# The records
-=-=-=-=-

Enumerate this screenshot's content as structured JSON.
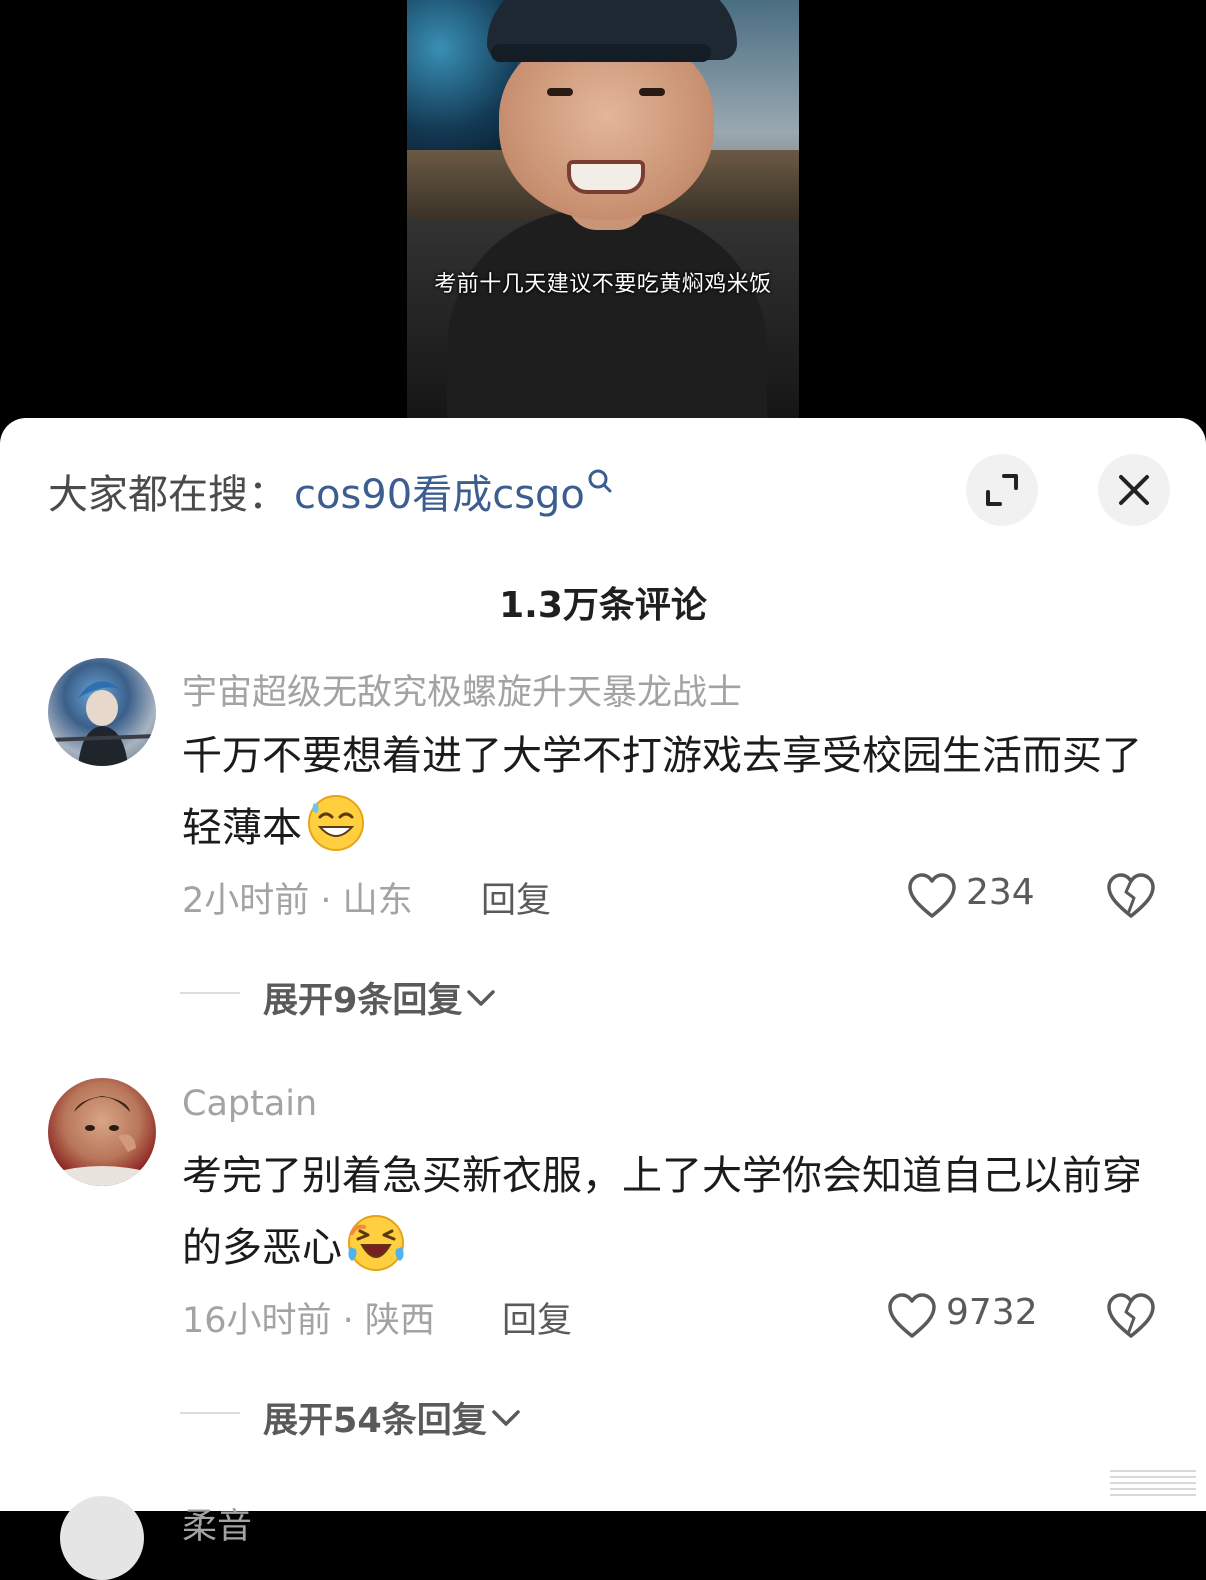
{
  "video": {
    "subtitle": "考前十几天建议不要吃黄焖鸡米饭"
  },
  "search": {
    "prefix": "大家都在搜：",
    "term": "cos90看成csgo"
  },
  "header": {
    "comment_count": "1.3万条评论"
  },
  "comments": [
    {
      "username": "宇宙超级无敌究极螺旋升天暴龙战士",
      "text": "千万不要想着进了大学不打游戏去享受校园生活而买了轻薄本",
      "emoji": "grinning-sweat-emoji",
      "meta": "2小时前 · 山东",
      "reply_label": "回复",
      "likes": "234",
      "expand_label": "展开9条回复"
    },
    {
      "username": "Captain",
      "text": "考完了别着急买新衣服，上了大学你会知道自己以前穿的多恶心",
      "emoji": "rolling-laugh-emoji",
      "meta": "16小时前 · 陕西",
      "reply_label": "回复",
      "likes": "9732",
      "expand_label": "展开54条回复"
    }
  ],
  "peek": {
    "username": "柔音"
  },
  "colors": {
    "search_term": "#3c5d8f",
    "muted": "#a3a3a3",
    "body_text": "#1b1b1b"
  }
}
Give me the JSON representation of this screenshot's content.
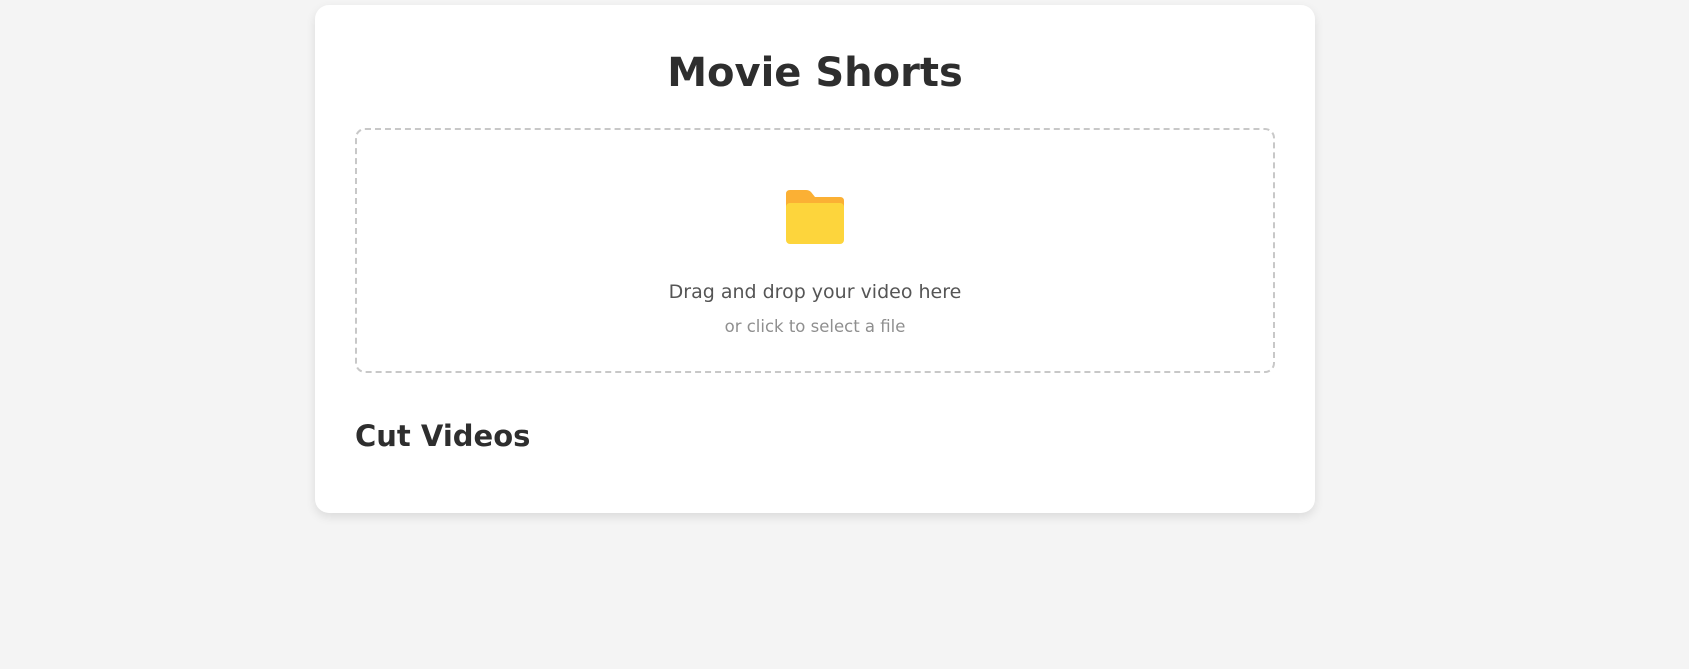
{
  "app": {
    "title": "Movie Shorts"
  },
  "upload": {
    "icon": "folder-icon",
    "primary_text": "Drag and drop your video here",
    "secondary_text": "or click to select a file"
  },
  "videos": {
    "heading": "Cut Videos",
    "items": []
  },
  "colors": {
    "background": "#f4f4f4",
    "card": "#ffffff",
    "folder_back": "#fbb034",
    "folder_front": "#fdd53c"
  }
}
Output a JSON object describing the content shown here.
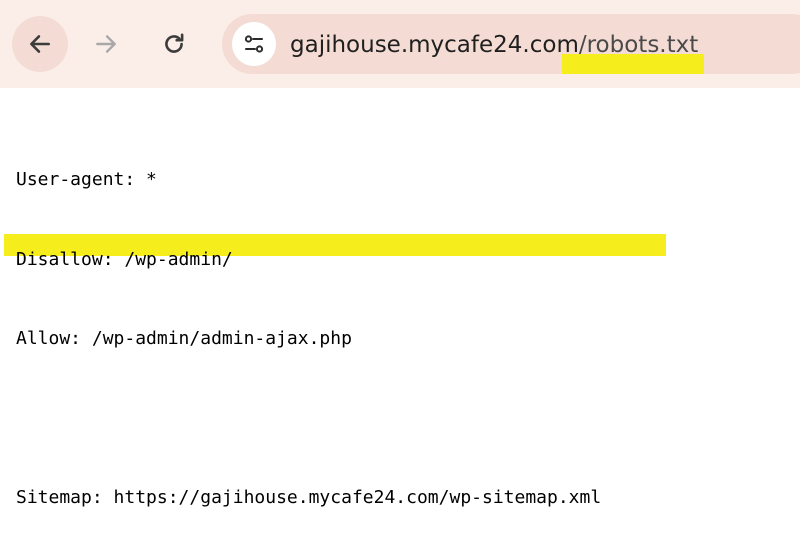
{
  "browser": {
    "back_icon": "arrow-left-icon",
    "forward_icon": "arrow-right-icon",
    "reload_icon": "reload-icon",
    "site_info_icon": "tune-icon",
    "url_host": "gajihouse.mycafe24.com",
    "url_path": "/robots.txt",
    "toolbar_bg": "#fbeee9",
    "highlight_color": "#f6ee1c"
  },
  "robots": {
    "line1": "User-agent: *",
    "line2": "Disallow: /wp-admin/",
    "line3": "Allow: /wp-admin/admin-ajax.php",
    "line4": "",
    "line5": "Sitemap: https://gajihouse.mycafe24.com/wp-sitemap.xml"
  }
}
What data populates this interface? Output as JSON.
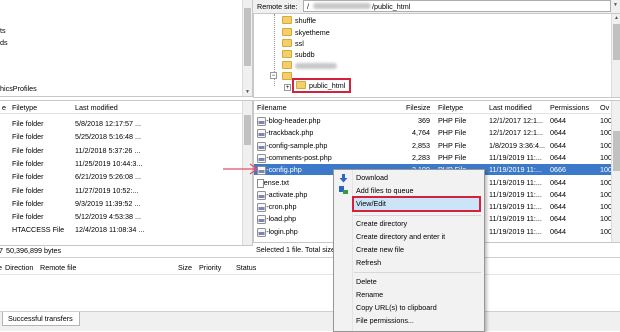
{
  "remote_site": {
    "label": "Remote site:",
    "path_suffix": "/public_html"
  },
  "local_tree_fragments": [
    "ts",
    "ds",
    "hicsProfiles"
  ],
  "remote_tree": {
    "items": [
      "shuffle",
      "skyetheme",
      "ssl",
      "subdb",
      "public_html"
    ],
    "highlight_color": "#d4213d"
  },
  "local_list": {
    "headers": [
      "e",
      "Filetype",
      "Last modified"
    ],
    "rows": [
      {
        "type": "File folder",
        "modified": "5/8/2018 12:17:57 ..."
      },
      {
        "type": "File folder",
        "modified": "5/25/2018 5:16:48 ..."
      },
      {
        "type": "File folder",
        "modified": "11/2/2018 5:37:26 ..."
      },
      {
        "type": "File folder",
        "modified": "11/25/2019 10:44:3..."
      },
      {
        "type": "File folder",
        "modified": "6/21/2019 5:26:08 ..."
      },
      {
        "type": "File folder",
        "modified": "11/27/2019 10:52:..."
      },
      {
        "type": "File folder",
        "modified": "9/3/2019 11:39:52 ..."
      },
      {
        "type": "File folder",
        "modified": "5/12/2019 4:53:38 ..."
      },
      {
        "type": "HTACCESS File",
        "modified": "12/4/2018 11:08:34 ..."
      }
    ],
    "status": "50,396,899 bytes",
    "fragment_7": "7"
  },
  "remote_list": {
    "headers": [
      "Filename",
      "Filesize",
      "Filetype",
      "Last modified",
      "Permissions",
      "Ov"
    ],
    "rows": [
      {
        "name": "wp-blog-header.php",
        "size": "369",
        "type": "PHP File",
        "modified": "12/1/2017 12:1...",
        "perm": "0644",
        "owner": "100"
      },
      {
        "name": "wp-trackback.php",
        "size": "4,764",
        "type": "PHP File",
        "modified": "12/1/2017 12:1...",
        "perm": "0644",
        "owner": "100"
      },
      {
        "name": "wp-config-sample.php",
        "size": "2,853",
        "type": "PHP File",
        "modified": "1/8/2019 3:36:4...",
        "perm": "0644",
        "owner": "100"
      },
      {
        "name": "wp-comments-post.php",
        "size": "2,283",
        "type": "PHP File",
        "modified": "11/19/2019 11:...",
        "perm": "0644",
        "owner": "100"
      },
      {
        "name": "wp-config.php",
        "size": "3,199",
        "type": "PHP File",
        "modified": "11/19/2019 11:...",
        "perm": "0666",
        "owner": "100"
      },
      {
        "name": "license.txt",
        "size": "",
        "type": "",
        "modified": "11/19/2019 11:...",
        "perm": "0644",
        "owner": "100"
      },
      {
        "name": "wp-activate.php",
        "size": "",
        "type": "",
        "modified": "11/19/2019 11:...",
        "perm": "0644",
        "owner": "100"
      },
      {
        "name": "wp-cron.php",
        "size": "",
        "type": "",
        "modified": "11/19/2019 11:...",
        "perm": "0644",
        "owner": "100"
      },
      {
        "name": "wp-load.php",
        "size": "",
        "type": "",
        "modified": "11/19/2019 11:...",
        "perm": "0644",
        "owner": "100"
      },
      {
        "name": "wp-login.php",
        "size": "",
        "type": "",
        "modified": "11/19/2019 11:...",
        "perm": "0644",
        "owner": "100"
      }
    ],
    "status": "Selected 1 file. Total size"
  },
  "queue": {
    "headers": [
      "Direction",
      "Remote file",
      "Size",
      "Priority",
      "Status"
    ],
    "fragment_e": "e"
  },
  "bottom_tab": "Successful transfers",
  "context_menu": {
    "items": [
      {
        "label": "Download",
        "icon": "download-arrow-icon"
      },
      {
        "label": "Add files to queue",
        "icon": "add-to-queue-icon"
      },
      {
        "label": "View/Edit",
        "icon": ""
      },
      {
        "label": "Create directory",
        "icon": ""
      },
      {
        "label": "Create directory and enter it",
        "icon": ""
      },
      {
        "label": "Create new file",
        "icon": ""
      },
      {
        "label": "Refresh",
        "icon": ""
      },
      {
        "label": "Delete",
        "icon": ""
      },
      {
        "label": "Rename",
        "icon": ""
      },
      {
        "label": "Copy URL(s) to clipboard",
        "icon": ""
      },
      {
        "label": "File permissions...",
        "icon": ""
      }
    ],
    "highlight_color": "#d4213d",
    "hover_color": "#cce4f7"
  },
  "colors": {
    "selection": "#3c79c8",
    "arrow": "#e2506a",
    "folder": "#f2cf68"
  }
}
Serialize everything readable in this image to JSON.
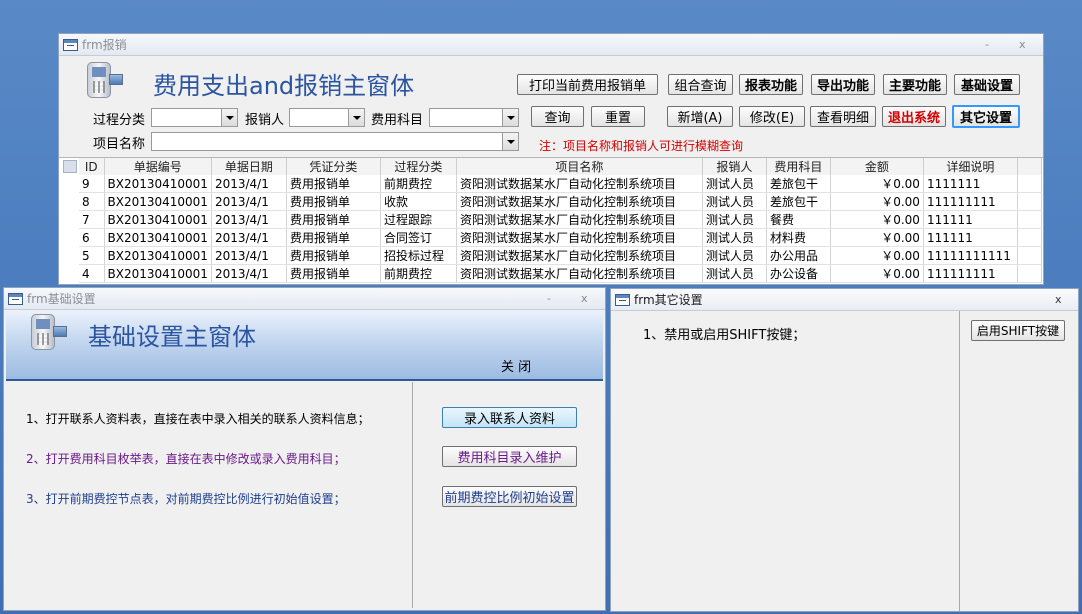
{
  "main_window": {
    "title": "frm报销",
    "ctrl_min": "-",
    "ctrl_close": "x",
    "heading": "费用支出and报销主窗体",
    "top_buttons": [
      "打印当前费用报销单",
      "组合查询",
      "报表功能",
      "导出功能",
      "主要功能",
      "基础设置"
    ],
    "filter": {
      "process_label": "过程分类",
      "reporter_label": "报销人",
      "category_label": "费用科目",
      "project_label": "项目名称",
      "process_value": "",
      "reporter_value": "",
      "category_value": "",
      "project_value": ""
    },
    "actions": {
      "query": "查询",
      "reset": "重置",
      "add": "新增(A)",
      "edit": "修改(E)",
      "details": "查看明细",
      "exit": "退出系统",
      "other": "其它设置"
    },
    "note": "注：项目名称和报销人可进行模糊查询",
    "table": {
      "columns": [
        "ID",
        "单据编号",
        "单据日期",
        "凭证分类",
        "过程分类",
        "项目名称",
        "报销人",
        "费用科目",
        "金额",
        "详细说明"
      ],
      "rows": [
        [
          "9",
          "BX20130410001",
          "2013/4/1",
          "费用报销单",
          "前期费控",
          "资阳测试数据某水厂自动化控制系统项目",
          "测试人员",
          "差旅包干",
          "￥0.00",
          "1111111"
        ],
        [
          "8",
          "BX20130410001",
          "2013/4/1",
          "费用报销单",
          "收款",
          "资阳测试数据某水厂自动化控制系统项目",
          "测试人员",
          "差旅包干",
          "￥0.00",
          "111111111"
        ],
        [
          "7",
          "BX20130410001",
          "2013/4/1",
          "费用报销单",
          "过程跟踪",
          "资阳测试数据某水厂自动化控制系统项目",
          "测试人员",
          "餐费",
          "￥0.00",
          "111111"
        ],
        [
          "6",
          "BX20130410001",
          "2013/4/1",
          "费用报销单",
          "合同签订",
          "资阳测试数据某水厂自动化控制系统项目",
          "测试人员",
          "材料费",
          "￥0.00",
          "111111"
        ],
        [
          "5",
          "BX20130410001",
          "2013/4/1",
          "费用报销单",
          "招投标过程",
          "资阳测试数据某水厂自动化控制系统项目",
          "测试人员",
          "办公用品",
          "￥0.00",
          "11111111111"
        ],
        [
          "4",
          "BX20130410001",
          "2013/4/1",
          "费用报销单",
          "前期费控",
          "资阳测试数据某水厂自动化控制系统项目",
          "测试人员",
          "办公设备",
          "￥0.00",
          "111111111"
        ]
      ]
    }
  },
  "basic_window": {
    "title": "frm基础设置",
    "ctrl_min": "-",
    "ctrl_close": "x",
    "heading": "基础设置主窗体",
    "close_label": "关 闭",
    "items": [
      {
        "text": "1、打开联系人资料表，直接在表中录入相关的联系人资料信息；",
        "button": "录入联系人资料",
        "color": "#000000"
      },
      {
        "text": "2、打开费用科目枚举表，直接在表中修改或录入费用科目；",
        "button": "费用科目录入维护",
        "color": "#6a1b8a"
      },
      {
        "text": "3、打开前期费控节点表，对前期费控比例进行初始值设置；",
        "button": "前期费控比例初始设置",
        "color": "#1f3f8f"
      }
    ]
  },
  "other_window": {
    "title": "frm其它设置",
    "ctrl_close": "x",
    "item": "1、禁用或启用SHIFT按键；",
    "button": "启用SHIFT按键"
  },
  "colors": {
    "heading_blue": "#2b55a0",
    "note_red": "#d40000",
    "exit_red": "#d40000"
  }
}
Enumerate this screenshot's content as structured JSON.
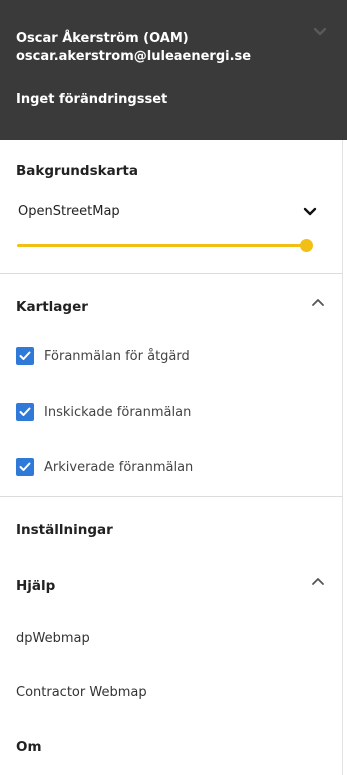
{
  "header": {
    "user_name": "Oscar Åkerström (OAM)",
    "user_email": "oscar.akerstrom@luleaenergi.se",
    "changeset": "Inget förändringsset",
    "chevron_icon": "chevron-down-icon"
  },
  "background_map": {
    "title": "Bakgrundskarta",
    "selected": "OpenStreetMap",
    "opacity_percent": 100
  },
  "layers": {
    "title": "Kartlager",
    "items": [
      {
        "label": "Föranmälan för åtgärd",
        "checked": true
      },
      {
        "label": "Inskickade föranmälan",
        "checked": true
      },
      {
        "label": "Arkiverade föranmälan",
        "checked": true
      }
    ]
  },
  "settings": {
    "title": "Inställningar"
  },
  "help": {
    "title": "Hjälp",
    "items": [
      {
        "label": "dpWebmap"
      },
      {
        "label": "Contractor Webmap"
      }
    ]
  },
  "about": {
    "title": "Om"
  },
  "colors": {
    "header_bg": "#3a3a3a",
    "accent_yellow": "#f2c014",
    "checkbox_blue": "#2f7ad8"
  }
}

-=-=-=-=-

# Goal
Report the number of lines holding the string "emoji", without any other words.

# Answer in full
2